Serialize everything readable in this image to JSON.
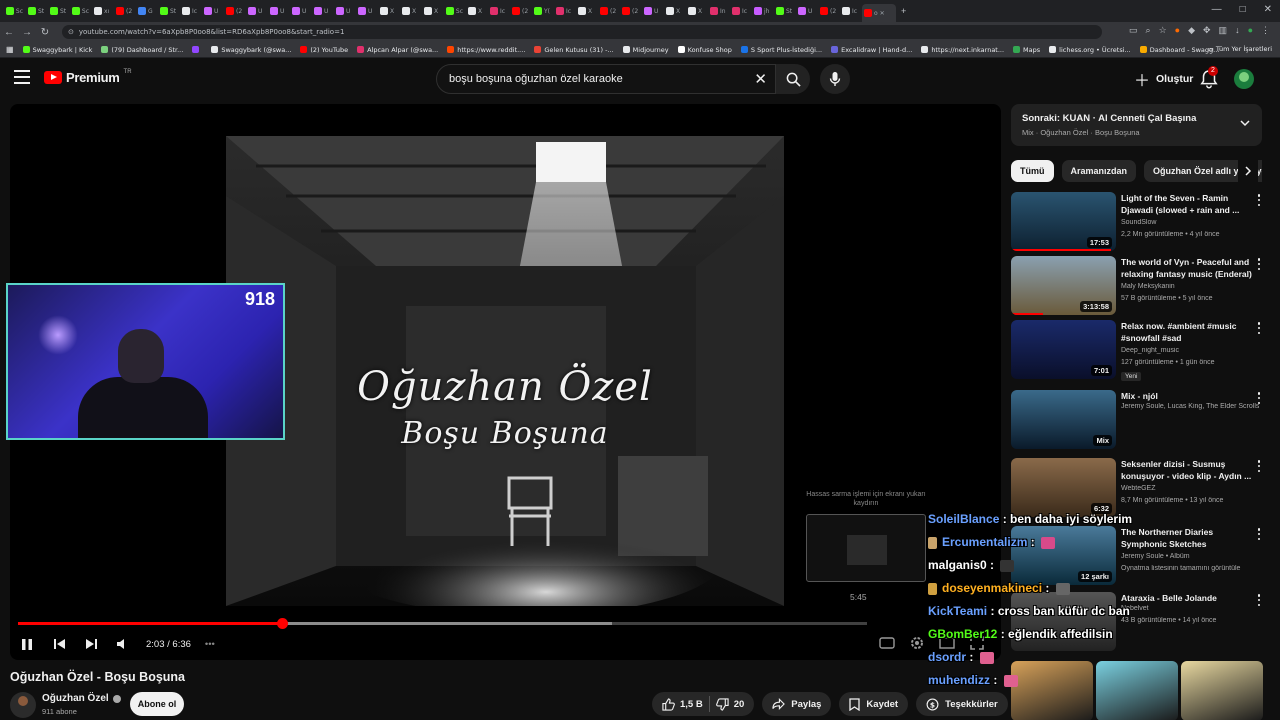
{
  "browser": {
    "tabs": [
      {
        "label": "Sc",
        "color": "#53fc18"
      },
      {
        "label": "St",
        "color": "#53fc18"
      },
      {
        "label": "St",
        "color": "#53fc18"
      },
      {
        "label": "Sc",
        "color": "#53fc18"
      },
      {
        "label": "xı",
        "color": "#e8eaed"
      },
      {
        "label": "(2",
        "color": "#ff0000"
      },
      {
        "label": "G",
        "color": "#4285f4"
      },
      {
        "label": "St",
        "color": "#53fc18"
      },
      {
        "label": "Ic",
        "color": "#e8eaed"
      },
      {
        "label": "U",
        "color": "#cc66ff"
      },
      {
        "label": "(2",
        "color": "#ff0000"
      },
      {
        "label": "U",
        "color": "#cc66ff"
      },
      {
        "label": "U",
        "color": "#cc66ff"
      },
      {
        "label": "U",
        "color": "#cc66ff"
      },
      {
        "label": "U",
        "color": "#cc66ff"
      },
      {
        "label": "U",
        "color": "#cc66ff"
      },
      {
        "label": "U",
        "color": "#cc66ff"
      },
      {
        "label": "X",
        "color": "#e8eaed"
      },
      {
        "label": "X",
        "color": "#e8eaed"
      },
      {
        "label": "X",
        "color": "#e8eaed"
      },
      {
        "label": "Sc",
        "color": "#53fc18"
      },
      {
        "label": "X",
        "color": "#e8eaed"
      },
      {
        "label": "Ic",
        "color": "#e1306c"
      },
      {
        "label": "(2",
        "color": "#ff0000"
      },
      {
        "label": "Y(",
        "color": "#53fc18"
      },
      {
        "label": "Ic",
        "color": "#e1306c"
      },
      {
        "label": "X",
        "color": "#e8eaed"
      },
      {
        "label": "(2",
        "color": "#ff0000"
      },
      {
        "label": "(2",
        "color": "#ff0000"
      },
      {
        "label": "U",
        "color": "#cc66ff"
      },
      {
        "label": "X",
        "color": "#e8eaed"
      },
      {
        "label": "X",
        "color": "#e8eaed"
      },
      {
        "label": "In",
        "color": "#e1306c"
      },
      {
        "label": "Ic",
        "color": "#e1306c"
      },
      {
        "label": "jh",
        "color": "#c75cff"
      },
      {
        "label": "St",
        "color": "#53fc18"
      },
      {
        "label": "U",
        "color": "#cc66ff"
      },
      {
        "label": "(2",
        "color": "#ff0000"
      },
      {
        "label": "Ic",
        "color": "#e8eaed"
      }
    ],
    "active_tab": "o",
    "url": "youtube.com/watch?v=6aXpb8P0oo8&list=RD6aXpb8P0oo8&start_radio=1",
    "bookmarks": [
      {
        "label": "Swaggybark | Kick",
        "color": "#53fc18"
      },
      {
        "label": "(79) Dashboard / Str...",
        "color": "#7bd07e"
      },
      {
        "label": "",
        "color": "#9147ff"
      },
      {
        "label": "Swaggybark (@swa...",
        "color": "#e8eaed"
      },
      {
        "label": "(2) YouTube",
        "color": "#ff0000"
      },
      {
        "label": "Alpcan Alpar (@swa...",
        "color": "#e1306c"
      },
      {
        "label": "https://www.reddit....",
        "color": "#ff4500"
      },
      {
        "label": "Gelen Kutusu (31) -...",
        "color": "#ea4335"
      },
      {
        "label": "Midjourney",
        "color": "#e8eaed"
      },
      {
        "label": "Konfuse Shop",
        "color": "#ffffff"
      },
      {
        "label": "S Sport Plus-İstediği...",
        "color": "#1a73e8"
      },
      {
        "label": "Excalidraw | Hand-d...",
        "color": "#6965db"
      },
      {
        "label": "https://next.inkarnat...",
        "color": "#e8eaed"
      },
      {
        "label": "Maps",
        "color": "#34a853"
      },
      {
        "label": "lichess.org • Ücretsi...",
        "color": "#e8eaed"
      },
      {
        "label": "Dashboard - Swagg...",
        "color": "#f9ab00"
      }
    ],
    "bookmarks_all": "Tüm Yer İşaretleri"
  },
  "masthead": {
    "logo_word": "Premium",
    "region": "TR",
    "search_query": "boşu boşuna oğuzhan özel karaoke",
    "create_label": "Oluştur",
    "notif_count": "2"
  },
  "player": {
    "video_text_line1": "Oğuzhan Özel",
    "video_text_line2": "Boşu Boşuna",
    "webcam_count": "918",
    "time": "2:03 / 6:36",
    "progress_fraction": 0.311,
    "buffer_fraction": 0.7,
    "preview_hint": "Hassas sarma işlemi için ekranı yukarı kaydırın",
    "preview_time": "5:45"
  },
  "video": {
    "title": "Oğuzhan Özel - Boşu Boşuna",
    "channel": "Oğuzhan Özel",
    "subscribers": "911 abone",
    "subscribe_label": "Abone ol",
    "likes": "1,5 B",
    "dislikes": "20",
    "share_label": "Paylaş",
    "save_label": "Kaydet",
    "thanks_label": "Teşekkürler"
  },
  "sidebar": {
    "next_title": "Sonraki: KUAN · Al Cenneti Çal Başına",
    "next_sub": "Mix · Oğuzhan Özel · Boşu Boşuna",
    "chips": [
      "Tümü",
      "Aramanızdan",
      "Oğuzhan Özel adlı yükleyen"
    ],
    "recommendations": [
      {
        "title": "Light of the Seven - Ramin Djawadi (slowed + rain and ...",
        "channel": "SoundSlow",
        "meta": "2,2 Mn görüntüleme • 4 yıl önce",
        "duration": "17:53",
        "thumb_top": "#2a5470",
        "thumb_bottom": "#0d2030",
        "watched": 0.95
      },
      {
        "title": "The world of Vyn - Peaceful and relaxing fantasy music (Enderal)",
        "channel": "Maly Meksykanin",
        "meta": "57 B görüntüleme • 5 yıl önce",
        "duration": "3:13:58",
        "thumb_top": "#8aa0b0",
        "thumb_bottom": "#6a5a3a",
        "watched": 0.3
      },
      {
        "title": "Relax now. #ambient #music #snowfall #sad",
        "channel": "Deep_night_music",
        "meta": "127 görüntüleme • 1 gün önce",
        "duration": "7:01",
        "badge": "Yeni",
        "thumb_top": "#1a2a6a",
        "thumb_bottom": "#0a0f2a",
        "watched": 0
      },
      {
        "title": "Mix - njól",
        "channel": "Jeremy Soule, Lucas King, The Elder Scrolls...",
        "meta": "",
        "duration": "Mix",
        "thumb_top": "#3a6a8a",
        "thumb_bottom": "#0a1a2a",
        "watched": 0
      },
      {
        "title": "Seksenler dizisi - Susmuş konuşuyor - video klip - Aydın ...",
        "channel": "WebteGEZ",
        "meta": "8,7 Mn görüntüleme • 13 yıl önce",
        "duration": "6:32",
        "thumb_top": "#8a6a4a",
        "thumb_bottom": "#3a2a1a",
        "watched": 0
      },
      {
        "title": "The Northerner Diaries Symphonic Sketches",
        "channel": "Jeremy Soule • Albüm",
        "meta": "Oynatma listesinin tamamını görüntüle",
        "duration": "12 şarkı",
        "thumb_top": "#4a7a9a",
        "thumb_bottom": "#0a2a3a",
        "watched": 0
      },
      {
        "title": "Ataraxia - Belle Jolande",
        "channel": "Nebelvet",
        "meta": "43 B görüntüleme • 14 yıl önce",
        "duration": "",
        "thumb_top": "#555555",
        "thumb_bottom": "#222222",
        "watched": 0
      }
    ],
    "shorts_colors": [
      "#d8a25a",
      "#7ad0e0",
      "#e8d8a0"
    ]
  },
  "chat": [
    {
      "user": "SoleilBlance",
      "color": "#6aa0ff",
      "text": "ben daha iyi söylerim",
      "emote": ""
    },
    {
      "user": "Ercumentalizm",
      "color": "#6aa0ff",
      "text": "",
      "emote": "#d84a8a"
    },
    {
      "user": "malganis0",
      "color": "#ffffff",
      "text": "",
      "emote": "#333333"
    },
    {
      "user": "doseyenmakineci",
      "color": "#ffb020",
      "text": "",
      "emote": "#666666"
    },
    {
      "user": "KickTeami",
      "color": "#6aa0ff",
      "text": "cross ban küfür dc ban",
      "emote": ""
    },
    {
      "user": "GBomBer12",
      "color": "#53fc18",
      "text": "eğlendik affedilsin",
      "emote": ""
    },
    {
      "user": "dsordr",
      "color": "#6aa0ff",
      "text": "",
      "emote": "#e06090"
    },
    {
      "user": "muhendizz",
      "color": "#6aa0ff",
      "text": "",
      "emote": "#e06090"
    }
  ]
}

**The task:**
Determine how many lines contain the word "önce" and reply with that number alone.

**The reply:**
5